> YOUR GOAL
Your task is to print every entry below exactly as given.

........

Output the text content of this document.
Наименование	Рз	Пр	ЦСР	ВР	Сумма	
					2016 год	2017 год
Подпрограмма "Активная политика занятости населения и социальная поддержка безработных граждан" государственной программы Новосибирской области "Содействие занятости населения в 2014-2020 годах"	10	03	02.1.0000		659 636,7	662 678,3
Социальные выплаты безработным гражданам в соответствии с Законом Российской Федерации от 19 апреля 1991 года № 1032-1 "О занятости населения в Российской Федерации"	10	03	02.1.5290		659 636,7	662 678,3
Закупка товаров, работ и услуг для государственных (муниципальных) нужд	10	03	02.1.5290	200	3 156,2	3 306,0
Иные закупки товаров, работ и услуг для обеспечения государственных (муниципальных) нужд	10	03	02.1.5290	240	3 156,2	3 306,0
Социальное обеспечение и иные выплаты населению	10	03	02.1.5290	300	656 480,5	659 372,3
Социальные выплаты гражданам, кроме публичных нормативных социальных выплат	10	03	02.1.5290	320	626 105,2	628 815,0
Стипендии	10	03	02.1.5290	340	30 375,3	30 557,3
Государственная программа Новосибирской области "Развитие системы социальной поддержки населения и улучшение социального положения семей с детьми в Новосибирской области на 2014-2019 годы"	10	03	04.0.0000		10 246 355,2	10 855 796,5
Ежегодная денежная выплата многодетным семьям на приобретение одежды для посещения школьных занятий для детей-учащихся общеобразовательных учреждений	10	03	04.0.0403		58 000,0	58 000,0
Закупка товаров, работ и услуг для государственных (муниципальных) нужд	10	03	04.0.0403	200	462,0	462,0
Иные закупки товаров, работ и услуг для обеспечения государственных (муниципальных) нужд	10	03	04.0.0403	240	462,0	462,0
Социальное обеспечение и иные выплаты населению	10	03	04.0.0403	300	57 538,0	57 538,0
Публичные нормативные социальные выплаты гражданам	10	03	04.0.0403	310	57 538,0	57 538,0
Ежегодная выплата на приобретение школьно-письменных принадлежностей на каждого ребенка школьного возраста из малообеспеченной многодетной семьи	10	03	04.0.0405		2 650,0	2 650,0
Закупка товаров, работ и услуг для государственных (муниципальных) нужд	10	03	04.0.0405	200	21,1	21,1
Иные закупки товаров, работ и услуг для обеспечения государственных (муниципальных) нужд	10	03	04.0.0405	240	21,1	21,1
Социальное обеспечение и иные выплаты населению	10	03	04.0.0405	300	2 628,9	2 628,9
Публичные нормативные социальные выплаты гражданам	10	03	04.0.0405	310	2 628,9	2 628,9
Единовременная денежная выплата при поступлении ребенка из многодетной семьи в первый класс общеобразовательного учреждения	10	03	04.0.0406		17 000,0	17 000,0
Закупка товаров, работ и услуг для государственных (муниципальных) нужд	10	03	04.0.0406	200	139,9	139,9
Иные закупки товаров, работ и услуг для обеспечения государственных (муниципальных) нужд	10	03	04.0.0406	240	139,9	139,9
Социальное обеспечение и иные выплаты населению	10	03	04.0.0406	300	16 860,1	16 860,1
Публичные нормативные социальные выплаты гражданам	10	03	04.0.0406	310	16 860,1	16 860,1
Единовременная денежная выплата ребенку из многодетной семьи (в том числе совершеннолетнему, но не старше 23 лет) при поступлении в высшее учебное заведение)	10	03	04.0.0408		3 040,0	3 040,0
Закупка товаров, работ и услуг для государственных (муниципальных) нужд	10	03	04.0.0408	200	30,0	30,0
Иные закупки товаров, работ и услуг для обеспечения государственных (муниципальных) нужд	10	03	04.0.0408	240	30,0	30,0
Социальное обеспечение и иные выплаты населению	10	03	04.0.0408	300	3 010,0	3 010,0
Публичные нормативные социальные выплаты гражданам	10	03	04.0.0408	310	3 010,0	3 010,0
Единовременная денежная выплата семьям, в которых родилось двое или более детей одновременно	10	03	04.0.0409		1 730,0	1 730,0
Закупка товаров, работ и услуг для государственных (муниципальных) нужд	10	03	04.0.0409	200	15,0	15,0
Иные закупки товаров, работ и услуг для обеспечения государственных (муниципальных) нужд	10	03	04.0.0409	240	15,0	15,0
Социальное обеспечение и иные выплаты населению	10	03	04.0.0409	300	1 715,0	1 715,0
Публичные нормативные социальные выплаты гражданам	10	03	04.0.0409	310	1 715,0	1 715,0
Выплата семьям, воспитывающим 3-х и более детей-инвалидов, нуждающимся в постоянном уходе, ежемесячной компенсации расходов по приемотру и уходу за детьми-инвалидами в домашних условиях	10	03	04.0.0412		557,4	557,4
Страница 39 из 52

........

> WRITTEN RESPONSE
Output the text content of this document.
Наименование	Рз	Пр	ЦСР	ВР	Сумма	
					2016 год	2017 год
Подпрограмма "Активная политика занятости населения и социальная поддержка безработных граждан" государственной программы Новосибирской области "Содействие занятости населения в 2014-2020 годах"	10	03	02.1.0000		659 636,7	662 678,3
Социальные выплаты безработным гражданам в соответствии с Законом Российской Федерации от 19 апреля 1991 года № 1032-1 "О занятости населения в Российской Федерации"	10	03	02.1.5290		659 636,7	662 678,3
Закупка товаров, работ и услуг для государственных (муниципальных) нужд	10	03	02.1.5290	200	3 156,2	3 306,0
Иные закупки товаров, работ и услуг для обеспечения государственных (муниципальных) нужд	10	03	02.1.5290	240	3 156,2	3 306,0
Социальное обеспечение и иные выплаты населению	10	03	02.1.5290	300	656 480,5	659 372,3
Социальные выплаты гражданам, кроме публичных нормативных социальных выплат	10	03	02.1.5290	320	626 105,2	628 815,0
Стипендии	10	03	02.1.5290	340	30 375,3	30 557,3
Государственная программа Новосибирской области "Развитие системы социальной поддержки населения и улучшение социального положения семей с детьми в Новосибирской области на 2014-2019 годы"	10	03	04.0.0000		10 246 355,2	10 855 796,5
Ежегодная денежная выплата многодетным семьям на приобретение одежды для посещения школьных занятий для детей-учащихся общеобразовательных учреждений	10	03	04.0.0403		58 000,0	58 000,0
Закупка товаров, работ и услуг для государственных (муниципальных) нужд	10	03	04.0.0403	200	462,0	462,0
Иные закупки товаров, работ и услуг для обеспечения государственных (муниципальных) нужд	10	03	04.0.0403	240	462,0	462,0
Социальное обеспечение и иные выплаты населению	10	03	04.0.0403	300	57 538,0	57 538,0
Публичные нормативные социальные выплаты гражданам	10	03	04.0.0403	310	57 538,0	57 538,0
Ежегодная выплата на приобретение школьно-письменных принадлежностей на каждого ребенка школьного возраста из малообеспеченной многодетной семьи	10	03	04.0.0405		2 650,0	2 650,0
Закупка товаров, работ и услуг для государственных (муниципальных) нужд	10	03	04.0.0405	200	21,1	21,1
Иные закупки товаров, работ и услуг для обеспечения государственных (муниципальных) нужд	10	03	04.0.0405	240	21,1	21,1
Социальное обеспечение и иные выплаты населению	10	03	04.0.0405	300	2 628,9	2 628,9
Публичные нормативные социальные выплаты гражданам	10	03	04.0.0405	310	2 628,9	2 628,9
Единовременная денежная выплата при поступлении ребенка из многодетной семьи в первый класс общеобразовательного учреждения	10	03	04.0.0406		17 000,0	17 000,0
Закупка товаров, работ и услуг для государственных (муниципальных) нужд	10	03	04.0.0406	200	139,9	139,9
Иные закупки товаров, работ и услуг для обеспечения государственных (муниципальных) нужд	10	03	04.0.0406	240	139,9	139,9
Социальное обеспечение и иные выплаты населению	10	03	04.0.0406	300	16 860,1	16 860,1
Публичные нормативные социальные выплаты гражданам	10	03	04.0.0406	310	16 860,1	16 860,1
Единовременная денежная выплата ребенку из многодетной семьи (в том числе совершеннолетнему, но не старше 23 лет) при поступлении в высшее учебное заведение)	10	03	04.0.0408		3 040,0	3 040,0
Закупка товаров, работ и услуг для государственных (муниципальных) нужд	10	03	04.0.0408	200	30,0	30,0
Иные закупки товаров, работ и услуг для обеспечения государственных (муниципальных) нужд	10	03	04.0.0408	240	30,0	30,0
Социальное обеспечение и иные выплаты населению	10	03	04.0.0408	300	3 010,0	3 010,0
Публичные нормативные социальные выплаты гражданам	10	03	04.0.0408	310	3 010,0	3 010,0
Единовременная денежная выплата семьям, в которых родилось двое или более детей одновременно	10	03	04.0.0409		1 730,0	1 730,0
Закупка товаров, работ и услуг для государственных (муниципальных) нужд	10	03	04.0.0409	200	15,0	15,0
Иные закупки товаров, работ и услуг для обеспечения государственных (муниципальных) нужд	10	03	04.0.0409	240	15,0	15,0
Социальное обеспечение и иные выплаты населению	10	03	04.0.0409	300	1 715,0	1 715,0
Публичные нормативные социальные выплаты гражданам	10	03	04.0.0409	310	1 715,0	1 715,0
Выплата семьям, воспитывающим 3-х и более детей-инвалидов, нуждающимся в постоянном уходе, ежемесячной компенсации расходов по приемотру и уходу за детьми-инвалидами в домашних условиях	10	03	04.0.0412		557,4	557,4
Страница 39 из 52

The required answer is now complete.